-- Start Provided material --

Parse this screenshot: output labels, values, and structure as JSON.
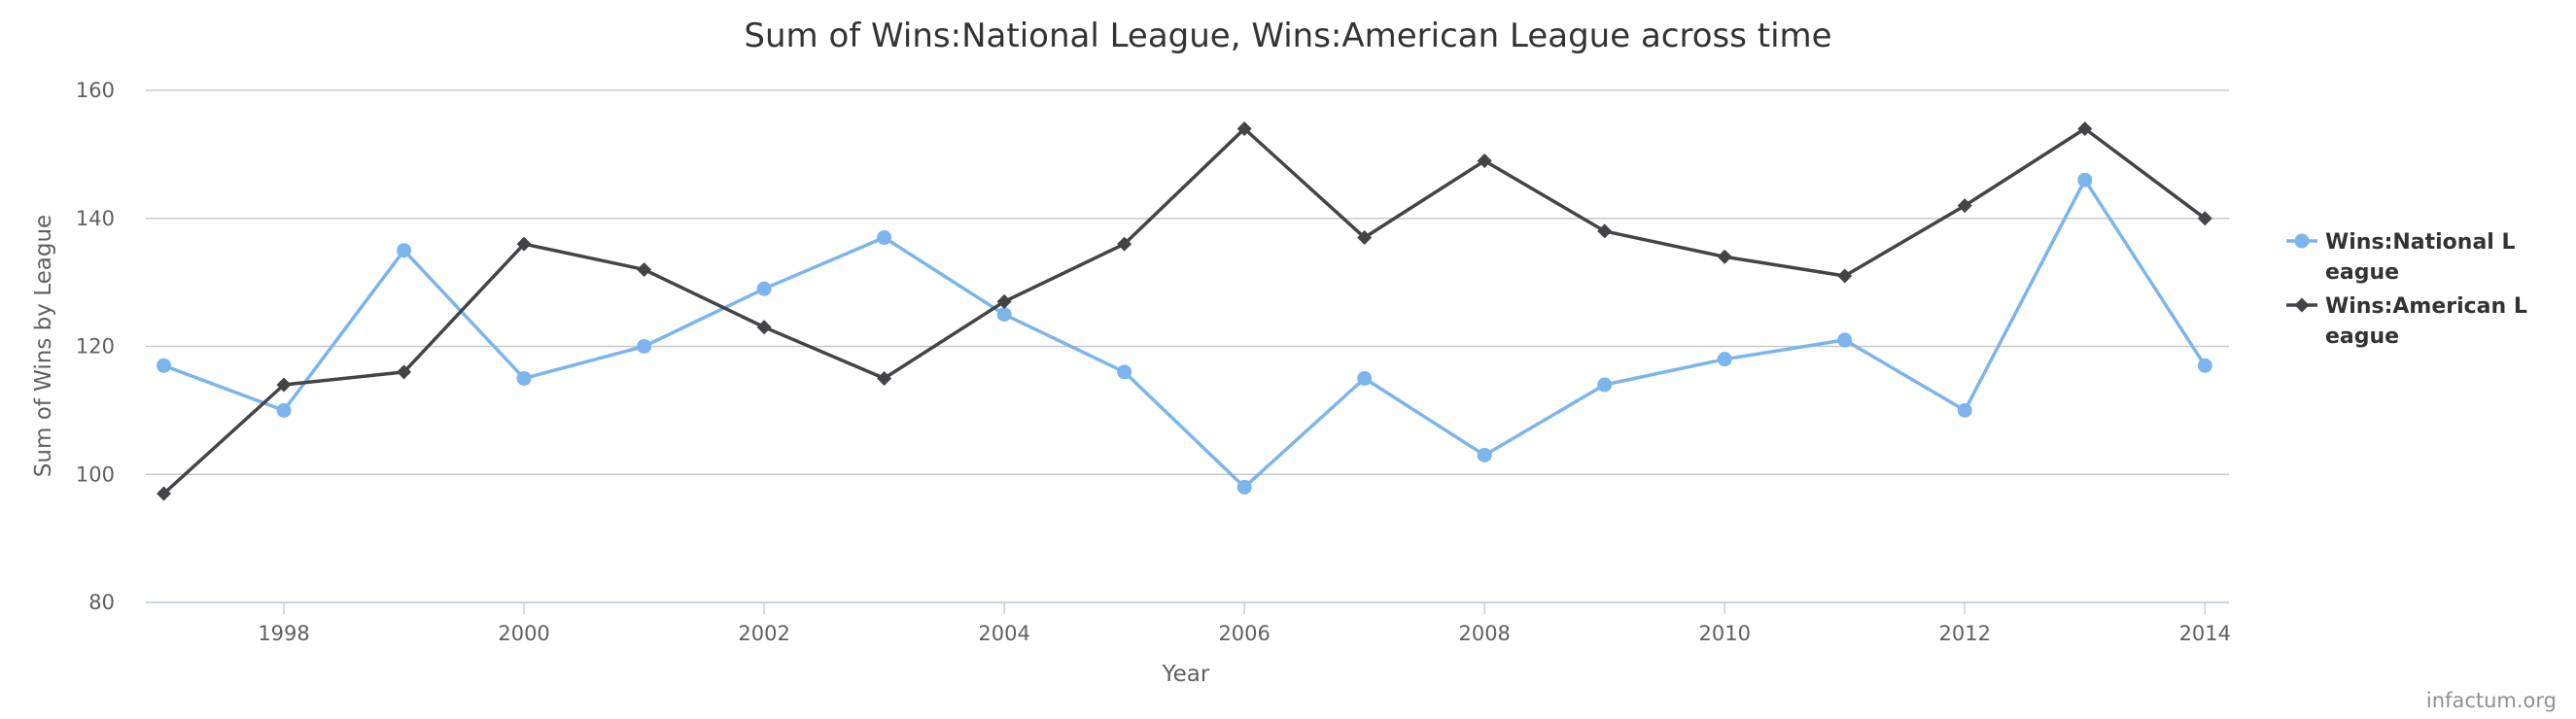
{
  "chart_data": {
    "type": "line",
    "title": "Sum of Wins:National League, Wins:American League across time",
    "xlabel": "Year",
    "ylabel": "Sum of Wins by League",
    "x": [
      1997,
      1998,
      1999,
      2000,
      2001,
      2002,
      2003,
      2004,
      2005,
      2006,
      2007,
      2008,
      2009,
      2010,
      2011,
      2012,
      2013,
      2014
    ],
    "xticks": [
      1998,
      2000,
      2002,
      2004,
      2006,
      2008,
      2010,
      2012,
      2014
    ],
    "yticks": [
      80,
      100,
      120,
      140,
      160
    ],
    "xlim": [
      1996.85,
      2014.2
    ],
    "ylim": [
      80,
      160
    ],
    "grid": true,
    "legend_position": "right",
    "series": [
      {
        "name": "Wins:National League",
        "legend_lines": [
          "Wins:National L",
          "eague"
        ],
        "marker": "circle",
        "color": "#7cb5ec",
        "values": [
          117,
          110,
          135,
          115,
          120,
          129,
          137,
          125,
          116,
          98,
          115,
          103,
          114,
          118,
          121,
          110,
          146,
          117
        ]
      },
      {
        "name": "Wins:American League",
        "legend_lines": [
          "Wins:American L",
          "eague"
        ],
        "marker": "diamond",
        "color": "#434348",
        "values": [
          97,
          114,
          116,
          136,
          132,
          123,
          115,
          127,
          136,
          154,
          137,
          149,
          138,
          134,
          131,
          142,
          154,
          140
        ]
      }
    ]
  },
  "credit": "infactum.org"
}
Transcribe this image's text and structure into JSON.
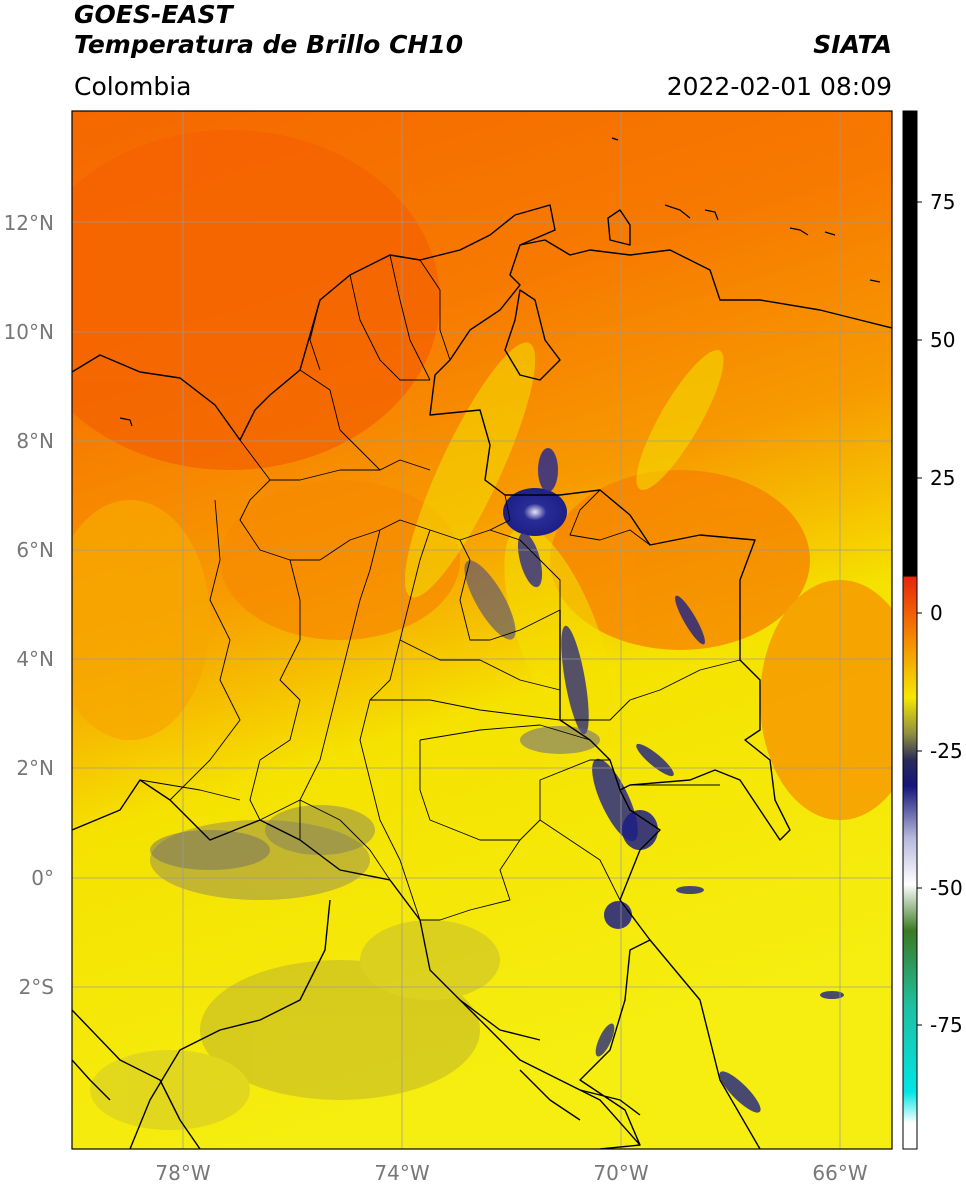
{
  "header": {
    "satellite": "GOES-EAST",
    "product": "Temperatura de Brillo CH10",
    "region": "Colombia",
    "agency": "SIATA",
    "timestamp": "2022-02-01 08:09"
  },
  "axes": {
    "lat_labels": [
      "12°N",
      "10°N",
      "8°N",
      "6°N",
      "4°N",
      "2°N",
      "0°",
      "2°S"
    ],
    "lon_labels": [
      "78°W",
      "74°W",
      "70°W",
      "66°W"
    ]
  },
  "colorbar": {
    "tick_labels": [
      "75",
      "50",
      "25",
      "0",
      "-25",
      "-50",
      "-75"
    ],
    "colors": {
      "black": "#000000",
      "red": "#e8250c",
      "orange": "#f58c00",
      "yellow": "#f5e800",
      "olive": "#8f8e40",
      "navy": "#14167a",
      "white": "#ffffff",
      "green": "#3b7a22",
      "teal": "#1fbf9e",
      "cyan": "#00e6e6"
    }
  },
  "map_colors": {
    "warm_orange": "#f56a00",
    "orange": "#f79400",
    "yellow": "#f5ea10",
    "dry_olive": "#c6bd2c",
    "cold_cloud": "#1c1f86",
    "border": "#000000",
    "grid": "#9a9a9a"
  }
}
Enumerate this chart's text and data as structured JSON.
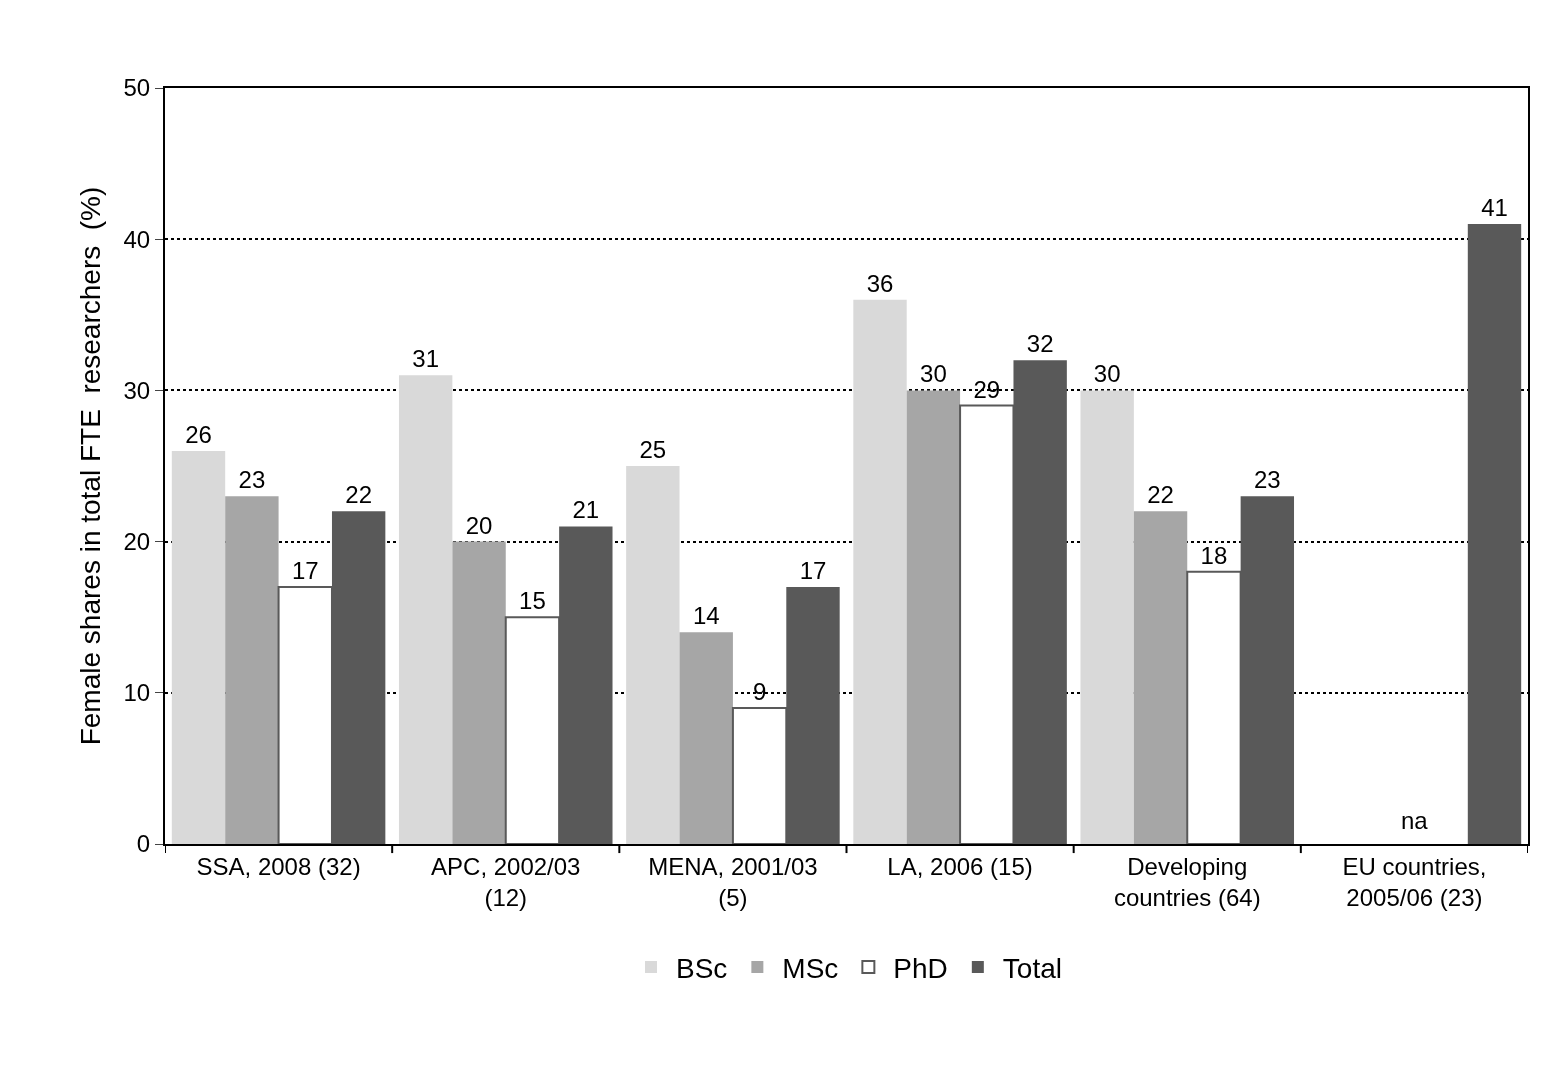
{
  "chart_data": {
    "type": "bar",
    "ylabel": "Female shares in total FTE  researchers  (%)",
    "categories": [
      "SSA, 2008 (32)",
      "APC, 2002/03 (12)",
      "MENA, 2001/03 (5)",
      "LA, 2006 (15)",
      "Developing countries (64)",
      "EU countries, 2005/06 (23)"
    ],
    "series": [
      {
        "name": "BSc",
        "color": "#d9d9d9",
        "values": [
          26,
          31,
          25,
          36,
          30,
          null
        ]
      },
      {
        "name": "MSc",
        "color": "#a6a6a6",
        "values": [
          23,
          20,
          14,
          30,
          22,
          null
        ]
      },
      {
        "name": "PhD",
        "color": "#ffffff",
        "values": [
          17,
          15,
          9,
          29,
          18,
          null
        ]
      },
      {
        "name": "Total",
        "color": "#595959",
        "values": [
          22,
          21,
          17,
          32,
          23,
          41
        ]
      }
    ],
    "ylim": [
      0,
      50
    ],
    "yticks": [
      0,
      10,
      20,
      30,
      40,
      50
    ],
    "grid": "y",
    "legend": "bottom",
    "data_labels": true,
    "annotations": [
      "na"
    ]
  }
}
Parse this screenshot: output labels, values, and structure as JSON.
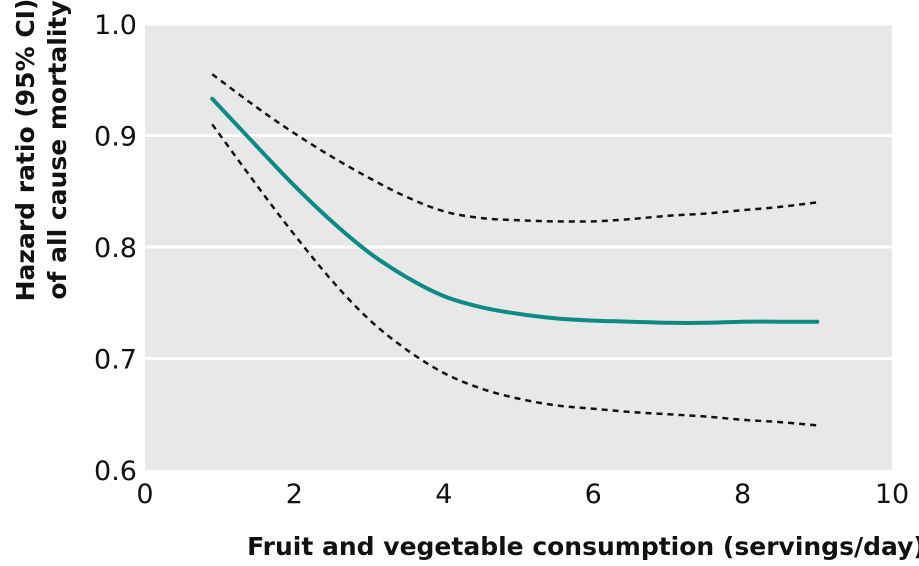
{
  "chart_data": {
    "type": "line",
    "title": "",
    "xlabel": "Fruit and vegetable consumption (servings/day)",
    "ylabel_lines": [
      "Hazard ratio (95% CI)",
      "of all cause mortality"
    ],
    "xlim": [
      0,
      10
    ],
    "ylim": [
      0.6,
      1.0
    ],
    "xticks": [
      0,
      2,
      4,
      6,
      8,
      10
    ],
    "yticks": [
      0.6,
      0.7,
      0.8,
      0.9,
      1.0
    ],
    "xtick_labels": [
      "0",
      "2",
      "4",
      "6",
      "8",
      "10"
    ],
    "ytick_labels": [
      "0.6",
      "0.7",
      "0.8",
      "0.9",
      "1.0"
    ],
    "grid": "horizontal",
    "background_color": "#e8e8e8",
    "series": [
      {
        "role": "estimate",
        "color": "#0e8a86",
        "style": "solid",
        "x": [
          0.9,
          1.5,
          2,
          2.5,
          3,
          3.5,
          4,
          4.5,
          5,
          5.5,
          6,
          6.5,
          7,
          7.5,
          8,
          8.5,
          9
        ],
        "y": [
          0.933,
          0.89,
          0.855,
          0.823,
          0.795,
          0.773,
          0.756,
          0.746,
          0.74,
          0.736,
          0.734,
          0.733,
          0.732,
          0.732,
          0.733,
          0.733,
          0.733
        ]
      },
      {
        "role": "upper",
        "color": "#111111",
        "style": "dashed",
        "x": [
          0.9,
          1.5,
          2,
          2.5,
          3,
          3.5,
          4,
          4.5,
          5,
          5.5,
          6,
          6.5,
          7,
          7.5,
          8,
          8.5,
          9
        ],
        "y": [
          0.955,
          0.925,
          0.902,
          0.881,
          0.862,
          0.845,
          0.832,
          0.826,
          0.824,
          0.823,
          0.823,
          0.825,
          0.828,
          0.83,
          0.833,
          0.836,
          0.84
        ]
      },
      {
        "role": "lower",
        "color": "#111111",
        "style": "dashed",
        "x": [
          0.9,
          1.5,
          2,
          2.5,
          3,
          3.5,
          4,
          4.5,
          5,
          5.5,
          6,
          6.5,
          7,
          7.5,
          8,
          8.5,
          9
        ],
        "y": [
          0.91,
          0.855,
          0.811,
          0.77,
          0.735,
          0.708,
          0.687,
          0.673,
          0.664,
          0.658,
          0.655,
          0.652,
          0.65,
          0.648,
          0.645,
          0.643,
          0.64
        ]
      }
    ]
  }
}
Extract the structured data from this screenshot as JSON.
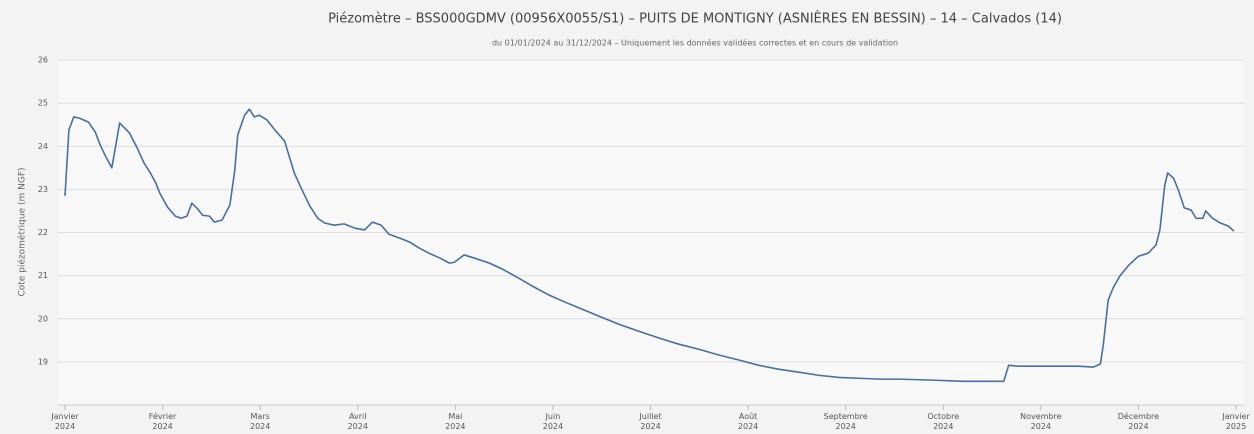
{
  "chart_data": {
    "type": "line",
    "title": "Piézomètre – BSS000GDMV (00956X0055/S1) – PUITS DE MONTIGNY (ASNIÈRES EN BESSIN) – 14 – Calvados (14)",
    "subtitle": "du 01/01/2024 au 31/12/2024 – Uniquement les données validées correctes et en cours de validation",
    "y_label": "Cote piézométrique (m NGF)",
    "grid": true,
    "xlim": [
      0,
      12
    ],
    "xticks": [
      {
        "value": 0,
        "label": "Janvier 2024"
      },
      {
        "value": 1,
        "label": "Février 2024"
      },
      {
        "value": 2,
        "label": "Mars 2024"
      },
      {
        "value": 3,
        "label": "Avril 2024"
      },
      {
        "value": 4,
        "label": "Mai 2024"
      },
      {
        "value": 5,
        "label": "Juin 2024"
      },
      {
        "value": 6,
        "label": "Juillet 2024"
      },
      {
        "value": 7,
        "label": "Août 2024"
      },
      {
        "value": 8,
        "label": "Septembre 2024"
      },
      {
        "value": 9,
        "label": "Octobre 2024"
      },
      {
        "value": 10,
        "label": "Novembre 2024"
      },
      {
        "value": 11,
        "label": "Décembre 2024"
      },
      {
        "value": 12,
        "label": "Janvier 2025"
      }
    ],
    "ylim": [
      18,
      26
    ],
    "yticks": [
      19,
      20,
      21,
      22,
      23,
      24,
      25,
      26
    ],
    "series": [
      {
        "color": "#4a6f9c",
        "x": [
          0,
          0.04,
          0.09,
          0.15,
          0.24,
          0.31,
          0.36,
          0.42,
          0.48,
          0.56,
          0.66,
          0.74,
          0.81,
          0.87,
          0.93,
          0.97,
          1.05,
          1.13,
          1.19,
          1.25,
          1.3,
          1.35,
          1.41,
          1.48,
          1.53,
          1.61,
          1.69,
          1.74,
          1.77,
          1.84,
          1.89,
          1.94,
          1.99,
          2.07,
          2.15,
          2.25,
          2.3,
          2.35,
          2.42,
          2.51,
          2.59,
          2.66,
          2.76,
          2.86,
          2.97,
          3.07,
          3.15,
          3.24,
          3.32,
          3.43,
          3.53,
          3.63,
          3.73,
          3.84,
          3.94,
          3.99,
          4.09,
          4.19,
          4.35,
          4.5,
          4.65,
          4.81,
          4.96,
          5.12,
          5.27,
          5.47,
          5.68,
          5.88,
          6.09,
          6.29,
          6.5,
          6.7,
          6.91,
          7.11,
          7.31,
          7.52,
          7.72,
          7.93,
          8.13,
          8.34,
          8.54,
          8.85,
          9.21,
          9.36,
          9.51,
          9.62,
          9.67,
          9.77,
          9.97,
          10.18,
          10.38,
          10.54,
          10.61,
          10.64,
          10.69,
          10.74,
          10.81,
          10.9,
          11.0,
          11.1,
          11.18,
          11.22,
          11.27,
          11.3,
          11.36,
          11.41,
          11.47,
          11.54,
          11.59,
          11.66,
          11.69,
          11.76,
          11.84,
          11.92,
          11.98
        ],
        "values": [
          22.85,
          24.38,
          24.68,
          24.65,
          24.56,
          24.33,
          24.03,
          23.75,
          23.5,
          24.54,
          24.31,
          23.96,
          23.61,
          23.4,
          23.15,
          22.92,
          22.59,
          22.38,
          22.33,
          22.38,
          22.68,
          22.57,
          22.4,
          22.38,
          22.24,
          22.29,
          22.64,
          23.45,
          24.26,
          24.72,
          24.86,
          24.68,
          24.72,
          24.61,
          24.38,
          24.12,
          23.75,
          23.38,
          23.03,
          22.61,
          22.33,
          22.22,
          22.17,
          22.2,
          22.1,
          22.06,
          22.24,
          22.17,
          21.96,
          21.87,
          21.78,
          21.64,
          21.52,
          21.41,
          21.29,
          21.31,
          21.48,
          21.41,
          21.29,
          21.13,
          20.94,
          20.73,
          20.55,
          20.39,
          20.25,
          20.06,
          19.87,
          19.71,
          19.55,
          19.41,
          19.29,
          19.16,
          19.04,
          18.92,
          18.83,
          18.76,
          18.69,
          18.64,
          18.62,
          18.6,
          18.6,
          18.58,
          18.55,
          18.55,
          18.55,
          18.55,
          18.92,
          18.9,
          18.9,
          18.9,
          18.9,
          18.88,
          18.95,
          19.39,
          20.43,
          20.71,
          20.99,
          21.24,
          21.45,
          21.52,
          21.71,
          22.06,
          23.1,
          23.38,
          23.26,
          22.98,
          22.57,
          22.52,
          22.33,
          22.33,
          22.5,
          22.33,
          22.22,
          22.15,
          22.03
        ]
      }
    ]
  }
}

-- End Provided material --

Each line in the listing above that contains "text" should be copied.

• Task solution:
Transcribe this image's text and structure into JSON.
Enumerate this chart's text and data as structured JSON.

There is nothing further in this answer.